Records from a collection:

§ §

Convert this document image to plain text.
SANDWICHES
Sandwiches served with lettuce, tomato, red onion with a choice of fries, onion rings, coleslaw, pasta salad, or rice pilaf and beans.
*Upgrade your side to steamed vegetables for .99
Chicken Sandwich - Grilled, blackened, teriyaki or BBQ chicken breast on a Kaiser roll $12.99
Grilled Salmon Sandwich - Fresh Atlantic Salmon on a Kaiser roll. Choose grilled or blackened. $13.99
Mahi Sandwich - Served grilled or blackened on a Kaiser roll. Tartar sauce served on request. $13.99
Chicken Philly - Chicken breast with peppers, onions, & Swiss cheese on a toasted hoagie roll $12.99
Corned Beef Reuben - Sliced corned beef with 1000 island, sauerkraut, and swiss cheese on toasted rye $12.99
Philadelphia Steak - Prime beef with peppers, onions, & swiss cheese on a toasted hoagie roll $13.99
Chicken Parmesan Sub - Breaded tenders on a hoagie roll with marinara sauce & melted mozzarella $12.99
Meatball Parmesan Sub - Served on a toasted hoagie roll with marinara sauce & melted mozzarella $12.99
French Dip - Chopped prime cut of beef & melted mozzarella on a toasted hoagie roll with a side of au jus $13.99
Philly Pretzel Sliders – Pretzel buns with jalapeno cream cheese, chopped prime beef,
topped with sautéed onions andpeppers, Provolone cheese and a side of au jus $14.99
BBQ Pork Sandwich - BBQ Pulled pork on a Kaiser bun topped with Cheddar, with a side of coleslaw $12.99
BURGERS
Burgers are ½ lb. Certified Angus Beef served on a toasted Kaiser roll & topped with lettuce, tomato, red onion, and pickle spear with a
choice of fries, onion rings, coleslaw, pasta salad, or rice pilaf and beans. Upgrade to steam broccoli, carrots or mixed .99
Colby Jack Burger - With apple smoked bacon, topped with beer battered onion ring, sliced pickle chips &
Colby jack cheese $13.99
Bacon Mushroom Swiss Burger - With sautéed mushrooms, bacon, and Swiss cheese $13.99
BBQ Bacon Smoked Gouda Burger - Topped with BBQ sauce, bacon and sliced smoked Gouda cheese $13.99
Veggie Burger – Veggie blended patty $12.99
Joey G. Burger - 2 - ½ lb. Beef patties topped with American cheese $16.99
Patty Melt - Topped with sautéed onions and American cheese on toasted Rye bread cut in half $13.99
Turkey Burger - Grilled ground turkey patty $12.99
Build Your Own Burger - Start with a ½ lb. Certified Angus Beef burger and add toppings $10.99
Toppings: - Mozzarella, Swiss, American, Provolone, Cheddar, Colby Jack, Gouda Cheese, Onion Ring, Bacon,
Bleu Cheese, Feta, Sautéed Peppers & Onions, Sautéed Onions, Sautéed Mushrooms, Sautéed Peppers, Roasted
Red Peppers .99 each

§ §

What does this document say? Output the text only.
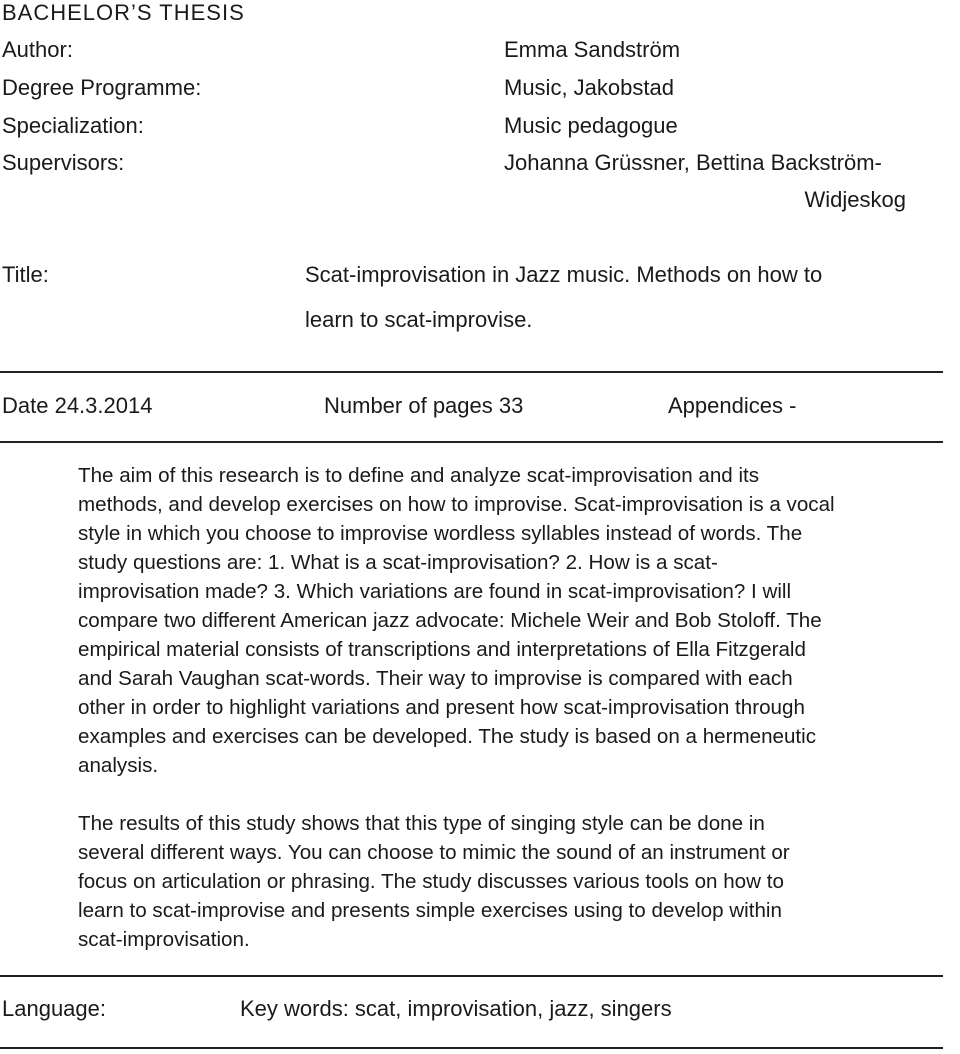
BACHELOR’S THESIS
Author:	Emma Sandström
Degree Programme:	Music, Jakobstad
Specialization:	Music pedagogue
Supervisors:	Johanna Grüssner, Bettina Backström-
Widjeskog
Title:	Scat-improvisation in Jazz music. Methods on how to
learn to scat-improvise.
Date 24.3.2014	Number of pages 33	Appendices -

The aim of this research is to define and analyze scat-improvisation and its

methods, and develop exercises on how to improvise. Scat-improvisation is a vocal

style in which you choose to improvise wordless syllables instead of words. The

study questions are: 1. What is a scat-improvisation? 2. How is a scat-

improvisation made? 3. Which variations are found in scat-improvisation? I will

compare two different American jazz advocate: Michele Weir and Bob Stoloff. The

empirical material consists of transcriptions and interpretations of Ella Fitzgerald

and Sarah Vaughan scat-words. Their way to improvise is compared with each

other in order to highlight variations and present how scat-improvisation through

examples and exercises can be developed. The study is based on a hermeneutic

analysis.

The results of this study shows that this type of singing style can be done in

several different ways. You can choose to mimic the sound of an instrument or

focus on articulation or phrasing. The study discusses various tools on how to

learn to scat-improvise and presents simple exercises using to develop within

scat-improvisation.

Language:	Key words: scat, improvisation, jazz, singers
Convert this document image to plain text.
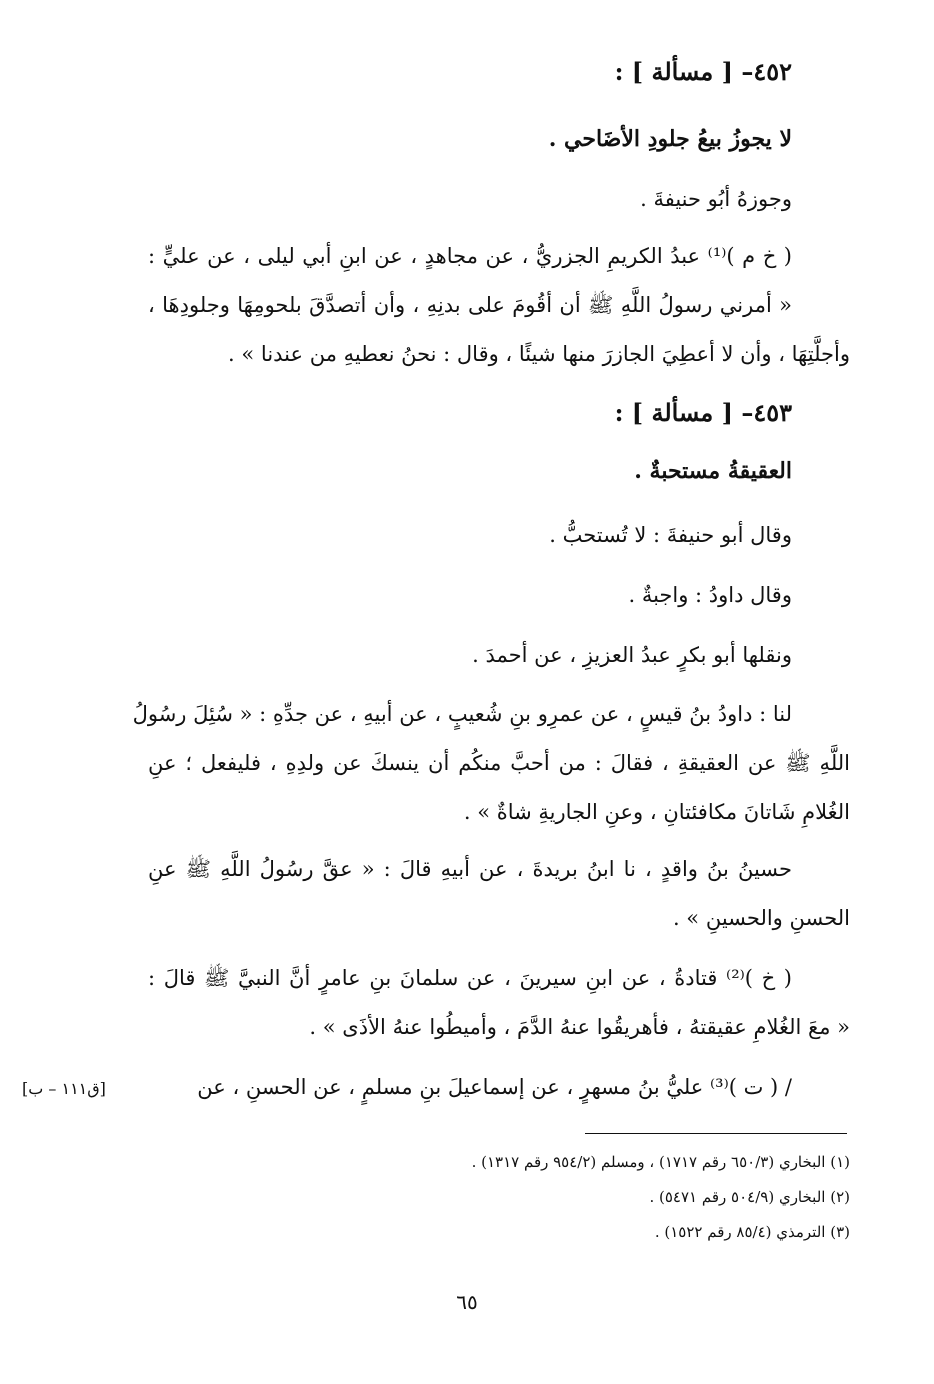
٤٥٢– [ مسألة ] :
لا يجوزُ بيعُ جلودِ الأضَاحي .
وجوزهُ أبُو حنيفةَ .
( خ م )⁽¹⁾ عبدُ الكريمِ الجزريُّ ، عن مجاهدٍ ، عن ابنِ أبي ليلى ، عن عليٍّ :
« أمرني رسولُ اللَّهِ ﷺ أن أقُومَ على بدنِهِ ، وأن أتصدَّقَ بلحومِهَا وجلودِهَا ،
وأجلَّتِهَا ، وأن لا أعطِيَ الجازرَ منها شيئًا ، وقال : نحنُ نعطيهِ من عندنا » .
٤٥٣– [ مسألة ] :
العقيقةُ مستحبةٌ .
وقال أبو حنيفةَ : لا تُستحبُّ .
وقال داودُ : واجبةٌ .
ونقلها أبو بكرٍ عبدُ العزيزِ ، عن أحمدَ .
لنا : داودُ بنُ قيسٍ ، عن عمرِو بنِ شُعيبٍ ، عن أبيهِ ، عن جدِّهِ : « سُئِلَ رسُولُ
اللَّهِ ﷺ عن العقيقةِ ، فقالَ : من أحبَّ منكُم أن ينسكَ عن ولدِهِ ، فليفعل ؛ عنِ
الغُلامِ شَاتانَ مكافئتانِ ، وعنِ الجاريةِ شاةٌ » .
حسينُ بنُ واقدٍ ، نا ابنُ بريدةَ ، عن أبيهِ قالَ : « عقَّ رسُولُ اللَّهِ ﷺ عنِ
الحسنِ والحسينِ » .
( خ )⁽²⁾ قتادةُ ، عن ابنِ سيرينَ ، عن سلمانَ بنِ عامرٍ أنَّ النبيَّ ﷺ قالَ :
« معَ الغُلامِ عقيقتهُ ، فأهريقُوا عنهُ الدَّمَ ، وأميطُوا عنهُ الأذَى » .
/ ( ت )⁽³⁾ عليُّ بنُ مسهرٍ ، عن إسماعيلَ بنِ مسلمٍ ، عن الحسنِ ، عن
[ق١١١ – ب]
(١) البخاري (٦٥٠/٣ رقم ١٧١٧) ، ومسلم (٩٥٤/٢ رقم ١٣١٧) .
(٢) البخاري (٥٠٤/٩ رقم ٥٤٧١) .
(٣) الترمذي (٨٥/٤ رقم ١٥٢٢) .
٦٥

§ §

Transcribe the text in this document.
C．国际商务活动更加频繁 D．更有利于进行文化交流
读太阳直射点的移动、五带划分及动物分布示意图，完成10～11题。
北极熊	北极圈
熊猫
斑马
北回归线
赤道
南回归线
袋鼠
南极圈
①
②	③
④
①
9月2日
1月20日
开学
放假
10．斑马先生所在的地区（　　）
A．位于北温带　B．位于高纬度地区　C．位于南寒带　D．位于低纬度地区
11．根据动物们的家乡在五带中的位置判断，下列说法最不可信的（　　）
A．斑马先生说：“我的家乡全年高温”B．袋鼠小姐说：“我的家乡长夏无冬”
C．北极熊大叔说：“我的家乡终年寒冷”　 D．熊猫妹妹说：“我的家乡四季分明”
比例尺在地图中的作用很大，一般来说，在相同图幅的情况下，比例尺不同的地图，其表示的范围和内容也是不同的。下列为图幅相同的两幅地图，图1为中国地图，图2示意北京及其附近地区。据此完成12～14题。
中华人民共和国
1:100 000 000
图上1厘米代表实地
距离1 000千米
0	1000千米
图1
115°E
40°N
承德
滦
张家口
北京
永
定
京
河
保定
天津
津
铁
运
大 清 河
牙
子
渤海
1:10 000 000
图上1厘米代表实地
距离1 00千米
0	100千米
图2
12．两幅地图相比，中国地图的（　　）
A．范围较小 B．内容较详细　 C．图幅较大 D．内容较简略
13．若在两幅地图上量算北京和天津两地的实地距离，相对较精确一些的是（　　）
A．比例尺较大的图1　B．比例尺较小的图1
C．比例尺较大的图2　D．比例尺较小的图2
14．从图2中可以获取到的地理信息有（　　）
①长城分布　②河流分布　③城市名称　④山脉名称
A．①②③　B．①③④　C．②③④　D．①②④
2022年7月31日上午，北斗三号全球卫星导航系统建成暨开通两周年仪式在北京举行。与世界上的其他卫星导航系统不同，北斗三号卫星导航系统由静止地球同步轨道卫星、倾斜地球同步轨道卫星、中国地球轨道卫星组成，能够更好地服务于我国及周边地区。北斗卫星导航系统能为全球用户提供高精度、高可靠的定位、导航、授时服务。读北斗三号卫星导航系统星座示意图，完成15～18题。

§ §

_Your task_.
How many lines of the records contain the string "variations"? Respond with the number alone.

_Response for this exercise_.
2